= Your goal =
A faithful transcription of all the data is required.

(Stored data)
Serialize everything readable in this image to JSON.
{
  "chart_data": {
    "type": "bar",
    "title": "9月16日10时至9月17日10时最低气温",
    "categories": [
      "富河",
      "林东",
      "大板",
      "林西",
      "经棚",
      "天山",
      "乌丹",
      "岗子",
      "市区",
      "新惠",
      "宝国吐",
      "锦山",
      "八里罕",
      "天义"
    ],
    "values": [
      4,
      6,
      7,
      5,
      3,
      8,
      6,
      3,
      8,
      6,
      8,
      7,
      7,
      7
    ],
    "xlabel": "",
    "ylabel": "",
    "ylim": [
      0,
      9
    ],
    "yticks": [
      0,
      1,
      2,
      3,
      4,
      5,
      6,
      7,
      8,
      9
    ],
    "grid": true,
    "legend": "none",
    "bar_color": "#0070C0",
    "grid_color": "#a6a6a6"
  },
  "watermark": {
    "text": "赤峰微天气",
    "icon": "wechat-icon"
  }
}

= Task answer =
Serialize everything readable in this image to JSON.
{
  "chart_data": {
    "type": "bar",
    "title": "9月16日10时至9月17日10时最低气温",
    "categories": [
      "富河",
      "林东",
      "大板",
      "林西",
      "经棚",
      "天山",
      "乌丹",
      "岗子",
      "市区",
      "新惠",
      "宝国吐",
      "锦山",
      "八里罕",
      "天义"
    ],
    "values": [
      4,
      6,
      7,
      5,
      3,
      8,
      6,
      3,
      8,
      6,
      8,
      7,
      7,
      7
    ],
    "xlabel": "",
    "ylabel": "",
    "ylim": [
      0,
      9
    ],
    "yticks": [
      0,
      1,
      2,
      3,
      4,
      5,
      6,
      7,
      8,
      9
    ],
    "grid": true,
    "legend": "none",
    "bar_color": "#0070C0",
    "grid_color": "#a6a6a6"
  },
  "watermark": {
    "text": "赤峰微天气",
    "icon": "wechat-icon"
  }
}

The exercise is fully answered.